#### Instruction
Copy each line with the word "document" in it.

#### Dataset records
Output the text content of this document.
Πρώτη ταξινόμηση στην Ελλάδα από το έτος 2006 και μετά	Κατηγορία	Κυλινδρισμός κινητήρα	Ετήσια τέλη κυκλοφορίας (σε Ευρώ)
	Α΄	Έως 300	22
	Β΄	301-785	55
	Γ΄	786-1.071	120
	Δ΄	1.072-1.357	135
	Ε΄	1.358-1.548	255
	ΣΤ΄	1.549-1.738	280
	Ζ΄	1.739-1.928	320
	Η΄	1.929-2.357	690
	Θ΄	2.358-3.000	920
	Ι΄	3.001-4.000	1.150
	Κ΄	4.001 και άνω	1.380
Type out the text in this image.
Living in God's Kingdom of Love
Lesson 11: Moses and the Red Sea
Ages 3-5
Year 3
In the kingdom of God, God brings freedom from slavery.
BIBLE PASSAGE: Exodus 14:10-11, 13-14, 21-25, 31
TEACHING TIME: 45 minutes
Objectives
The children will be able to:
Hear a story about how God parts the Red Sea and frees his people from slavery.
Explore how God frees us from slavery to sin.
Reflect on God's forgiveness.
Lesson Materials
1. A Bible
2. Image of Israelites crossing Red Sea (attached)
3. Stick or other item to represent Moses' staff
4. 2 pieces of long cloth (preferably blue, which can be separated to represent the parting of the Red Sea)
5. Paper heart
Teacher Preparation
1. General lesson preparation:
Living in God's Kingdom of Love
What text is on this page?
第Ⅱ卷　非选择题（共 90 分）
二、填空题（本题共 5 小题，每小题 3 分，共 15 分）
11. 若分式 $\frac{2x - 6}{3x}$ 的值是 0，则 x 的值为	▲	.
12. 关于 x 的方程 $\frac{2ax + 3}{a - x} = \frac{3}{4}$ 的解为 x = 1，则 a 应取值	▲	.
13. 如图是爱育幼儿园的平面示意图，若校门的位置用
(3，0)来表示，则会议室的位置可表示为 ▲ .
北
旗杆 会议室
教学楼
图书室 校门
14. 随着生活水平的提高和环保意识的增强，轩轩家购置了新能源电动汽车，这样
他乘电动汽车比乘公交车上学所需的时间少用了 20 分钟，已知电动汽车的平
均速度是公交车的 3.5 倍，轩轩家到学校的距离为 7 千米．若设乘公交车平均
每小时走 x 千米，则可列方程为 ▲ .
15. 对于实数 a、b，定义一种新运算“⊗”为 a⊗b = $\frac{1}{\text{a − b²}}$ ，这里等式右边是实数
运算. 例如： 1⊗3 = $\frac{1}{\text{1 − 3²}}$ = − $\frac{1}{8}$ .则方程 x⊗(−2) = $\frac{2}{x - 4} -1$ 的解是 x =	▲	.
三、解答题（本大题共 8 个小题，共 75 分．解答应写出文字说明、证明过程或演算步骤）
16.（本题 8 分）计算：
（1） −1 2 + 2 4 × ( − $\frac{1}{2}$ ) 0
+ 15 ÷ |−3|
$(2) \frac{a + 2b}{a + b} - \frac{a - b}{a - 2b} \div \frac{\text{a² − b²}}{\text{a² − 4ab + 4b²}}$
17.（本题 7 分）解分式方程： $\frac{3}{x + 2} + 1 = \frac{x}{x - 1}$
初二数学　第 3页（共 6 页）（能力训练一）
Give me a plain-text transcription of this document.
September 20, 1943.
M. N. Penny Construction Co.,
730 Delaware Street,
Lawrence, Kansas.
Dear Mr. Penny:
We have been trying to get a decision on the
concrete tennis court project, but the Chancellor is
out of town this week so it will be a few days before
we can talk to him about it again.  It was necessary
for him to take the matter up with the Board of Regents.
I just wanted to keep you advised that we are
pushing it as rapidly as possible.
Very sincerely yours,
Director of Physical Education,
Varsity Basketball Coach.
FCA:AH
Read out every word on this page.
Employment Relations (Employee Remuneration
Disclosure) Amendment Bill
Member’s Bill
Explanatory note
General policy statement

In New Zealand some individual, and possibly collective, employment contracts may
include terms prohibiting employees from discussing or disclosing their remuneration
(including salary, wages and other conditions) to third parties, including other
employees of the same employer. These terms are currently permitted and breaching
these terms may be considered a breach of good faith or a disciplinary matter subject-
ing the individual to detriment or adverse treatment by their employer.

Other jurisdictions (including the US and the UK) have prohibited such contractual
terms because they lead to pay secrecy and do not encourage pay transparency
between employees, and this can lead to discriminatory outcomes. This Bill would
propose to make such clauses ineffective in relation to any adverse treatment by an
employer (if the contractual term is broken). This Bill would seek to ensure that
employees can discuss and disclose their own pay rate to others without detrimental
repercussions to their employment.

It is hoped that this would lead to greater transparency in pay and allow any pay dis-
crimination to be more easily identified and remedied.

#### Full response
Output the text content of this document.
Give me a plain-text transcription of this document.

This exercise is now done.